Extracted records:

[BEGIN]

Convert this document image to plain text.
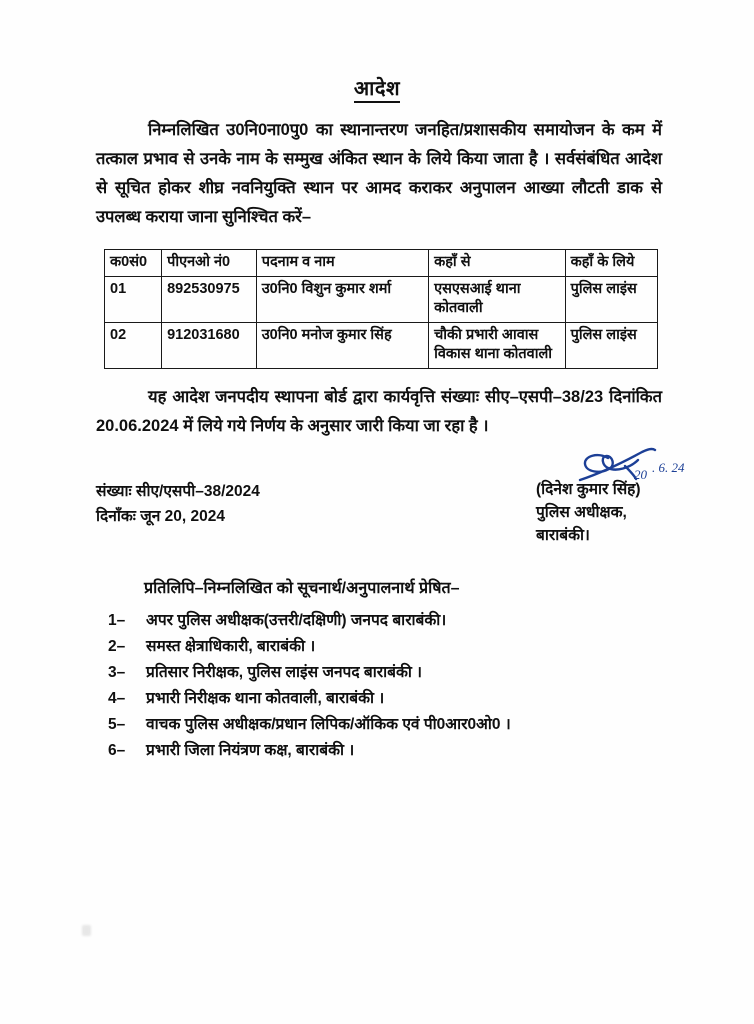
आदेश
निम्नलिखित उ0नि0ना0पु0 का स्थानान्तरण जनहित/प्रशासकीय समायोजन के कम में तत्काल प्रभाव से उनके नाम के सम्मुख अंकित स्थान के लिये किया जाता है । सर्वसंबंधित आदेश से सूचित होकर शीघ्र नवनियुक्ति स्थान पर आमद कराकर अनुपालन आख्या लौटती डाक से उपलब्ध कराया जाना सुनिश्चित करें–
क0सं0	पीएनओ नं0	पदनाम व नाम	कहाँ से	कहाँ के लिये
01	892530975	उ0नि0 विशुन कुमार शर्मा	एसएसआई थाना कोतवाली	पुलिस लाइंस
02	912031680	उ0नि0 मनोज कुमार सिंह	चौकी प्रभारी आवास विकास थाना कोतवाली	पुलिस लाइंस
यह आदेश जनपदीय स्थापना बोर्ड द्वारा कार्यवृत्ति संख्याः सीए–एसपी–38/23 दिनांकित 20.06.2024 में लिये गये निर्णय के अनुसार जारी किया जा रहा है ।
संख्याः सीए/एसपी–38/2024
दिनाँकः जून 20, 2024
20 . 6. 24
(दिनेश कुमार सिंह)
पुलिस अधीक्षक,
बाराबंकी।
प्रतिलिपि–निम्नलिखित को सूचनार्थ/अनुपालनार्थ प्रेषित–
1–	अपर पुलिस अधीक्षक(उत्तरी/दक्षिणी) जनपद बाराबंकी।
2–	समस्त क्षेत्राधिकारी, बाराबंकी ।
3–	प्रतिसार निरीक्षक, पुलिस लाइंस जनपद बाराबंकी ।
4–	प्रभारी निरीक्षक थाना कोतवाली, बाराबंकी ।
5–	वाचक पुलिस अधीक्षक/प्रधान लिपिक/ऑकिक एवं पी0आर0ओ0 ।
6–	प्रभारी जिला नियंत्रण कक्ष, बाराबंकी ।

[END]

## What you need to do
Transcribe each entry above exactly, apart from the pictures.

## Solution for this problem
Convert this document image to plain text.
आदेश
निम्नलिखित उ0नि0ना0पु0 का स्थानान्तरण जनहित/प्रशासकीय समायोजन के कम में तत्काल प्रभाव से उनके नाम के सम्मुख अंकित स्थान के लिये किया जाता है । सर्वसंबंधित आदेश से सूचित होकर शीघ्र नवनियुक्ति स्थान पर आमद कराकर अनुपालन आख्या लौटती डाक से उपलब्ध कराया जाना सुनिश्चित करें–
क0सं0	पीएनओ नं0	पदनाम व नाम	कहाँ से	कहाँ के लिये
01	892530975	उ0नि0 विशुन कुमार शर्मा	एसएसआई थाना कोतवाली	पुलिस लाइंस
02	912031680	उ0नि0 मनोज कुमार सिंह	चौकी प्रभारी आवास विकास थाना कोतवाली	पुलिस लाइंस
यह आदेश जनपदीय स्थापना बोर्ड द्वारा कार्यवृत्ति संख्याः सीए–एसपी–38/23 दिनांकित 20.06.2024 में लिये गये निर्णय के अनुसार जारी किया जा रहा है ।
संख्याः सीए/एसपी–38/2024
दिनाँकः जून 20, 2024
20 . 6. 24
(दिनेश कुमार सिंह)
पुलिस अधीक्षक,
बाराबंकी।
प्रतिलिपि–निम्नलिखित को सूचनार्थ/अनुपालनार्थ प्रेषित–
1–	अपर पुलिस अधीक्षक(उत्तरी/दक्षिणी) जनपद बाराबंकी।
2–	समस्त क्षेत्राधिकारी, बाराबंकी ।
3–	प्रतिसार निरीक्षक, पुलिस लाइंस जनपद बाराबंकी ।
4–	प्रभारी निरीक्षक थाना कोतवाली, बाराबंकी ।
5–	वाचक पुलिस अधीक्षक/प्रधान लिपिक/ऑकिक एवं पी0आर0ओ0 ।
6–	प्रभारी जिला नियंत्रण कक्ष, बाराबंकी ।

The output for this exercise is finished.